REQUIRED WORK
Look below. Copy each line that has "JSON" in it.

MATERIAL PROVIDED
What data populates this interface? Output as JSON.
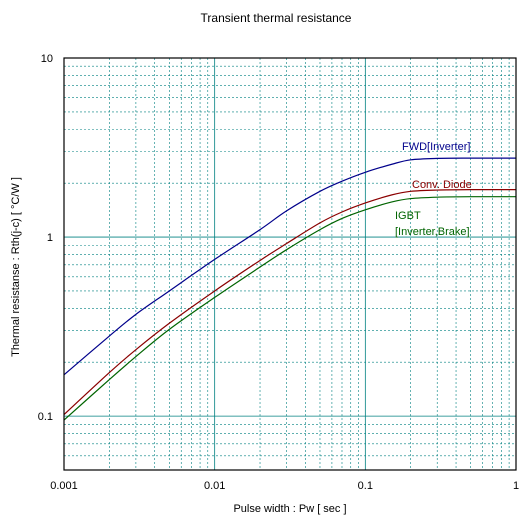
{
  "chart_data": {
    "type": "line",
    "title": "Transient thermal resistance",
    "xlabel": "Pulse width  :  Pw  [ sec ]",
    "ylabel": "Thermal resistanse  :  Rth(j-c)  [ °C/W ]",
    "x_scale": "log",
    "y_scale": "log",
    "xlim": [
      0.001,
      1
    ],
    "ylim": [
      0.05,
      10
    ],
    "grid": true,
    "x_ticks": [
      {
        "value": 0.001,
        "label": "0.001"
      },
      {
        "value": 0.01,
        "label": "0.01"
      },
      {
        "value": 0.1,
        "label": "0.1"
      },
      {
        "value": 1,
        "label": "1"
      }
    ],
    "y_ticks": [
      {
        "value": 0.1,
        "label": "0.1"
      },
      {
        "value": 1,
        "label": "1"
      },
      {
        "value": 10,
        "label": "10"
      }
    ],
    "x": [
      0.001,
      0.002,
      0.003,
      0.005,
      0.01,
      0.02,
      0.03,
      0.05,
      0.07,
      0.1,
      0.15,
      0.2,
      0.3,
      0.5,
      1
    ],
    "series": [
      {
        "name": "FWD[Inverter]",
        "color": "#00008b",
        "values": [
          0.17,
          0.28,
          0.37,
          0.5,
          0.75,
          1.1,
          1.4,
          1.8,
          2.05,
          2.3,
          2.55,
          2.7,
          2.75,
          2.76,
          2.76
        ]
      },
      {
        "name": "Conv. Diode",
        "color": "#8b0000",
        "values": [
          0.102,
          0.175,
          0.235,
          0.33,
          0.5,
          0.74,
          0.92,
          1.2,
          1.38,
          1.55,
          1.72,
          1.8,
          1.83,
          1.84,
          1.84
        ]
      },
      {
        "name": "IGBT\n[Inverter,Brake]",
        "label_lines": [
          "IGBT",
          "[Inverter,Brake]"
        ],
        "color": "#006400",
        "values": [
          0.095,
          0.16,
          0.215,
          0.305,
          0.46,
          0.68,
          0.85,
          1.1,
          1.27,
          1.42,
          1.57,
          1.64,
          1.67,
          1.68,
          1.68
        ]
      }
    ]
  },
  "colors": {
    "grid": "#008080",
    "axis": "#000000"
  }
}
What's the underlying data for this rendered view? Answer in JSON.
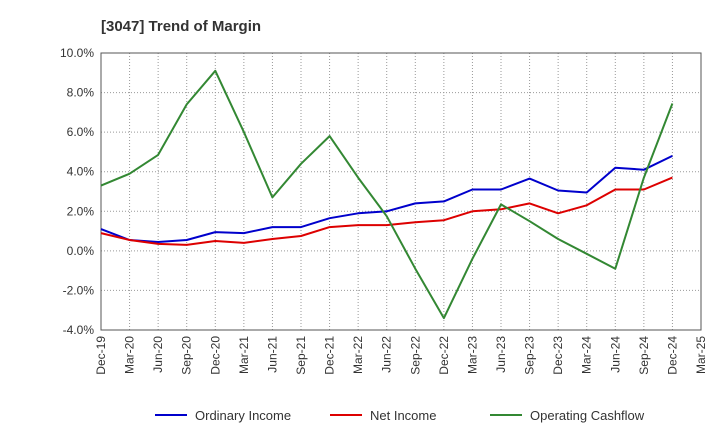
{
  "chart_data": {
    "type": "line",
    "title": "[3047]  Trend of Margin",
    "xlabel": "",
    "ylabel": "",
    "categories": [
      "Dec-19",
      "Mar-20",
      "Jun-20",
      "Sep-20",
      "Dec-20",
      "Mar-21",
      "Jun-21",
      "Sep-21",
      "Dec-21",
      "Mar-22",
      "Jun-22",
      "Sep-22",
      "Dec-22",
      "Mar-23",
      "Jun-23",
      "Sep-23",
      "Dec-23",
      "Mar-24",
      "Jun-24",
      "Sep-24",
      "Dec-24",
      "Mar-25"
    ],
    "ylim": [
      -4.0,
      10.0
    ],
    "yticks": [
      "-4.0%",
      "-2.0%",
      "0.0%",
      "2.0%",
      "4.0%",
      "6.0%",
      "8.0%",
      "10.0%"
    ],
    "grid": true,
    "legend_position": "bottom",
    "series": [
      {
        "name": "Ordinary Income",
        "color": "#0000cc",
        "values": [
          1.1,
          0.55,
          0.45,
          0.55,
          0.95,
          0.9,
          1.2,
          1.2,
          1.65,
          1.9,
          2.0,
          2.4,
          2.5,
          3.1,
          3.1,
          3.65,
          3.05,
          2.95,
          4.2,
          4.1,
          4.8,
          null
        ]
      },
      {
        "name": "Net Income",
        "color": "#dd0000",
        "values": [
          0.9,
          0.55,
          0.35,
          0.3,
          0.5,
          0.4,
          0.6,
          0.75,
          1.2,
          1.3,
          1.3,
          1.45,
          1.55,
          2.0,
          2.1,
          2.4,
          1.9,
          2.3,
          3.1,
          3.1,
          3.7,
          null
        ]
      },
      {
        "name": "Operating Cashflow",
        "color": "#338833",
        "values": [
          3.3,
          3.9,
          4.85,
          7.4,
          9.1,
          6.0,
          2.7,
          4.4,
          5.8,
          3.7,
          1.75,
          -0.9,
          -3.4,
          -0.4,
          2.35,
          1.5,
          0.6,
          -0.15,
          -0.9,
          3.7,
          7.45,
          null
        ]
      }
    ]
  }
}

FULL ANSWER
What data populates this interface? Output as JSON.
What's the underlying data for this rendered view? Answer in JSON.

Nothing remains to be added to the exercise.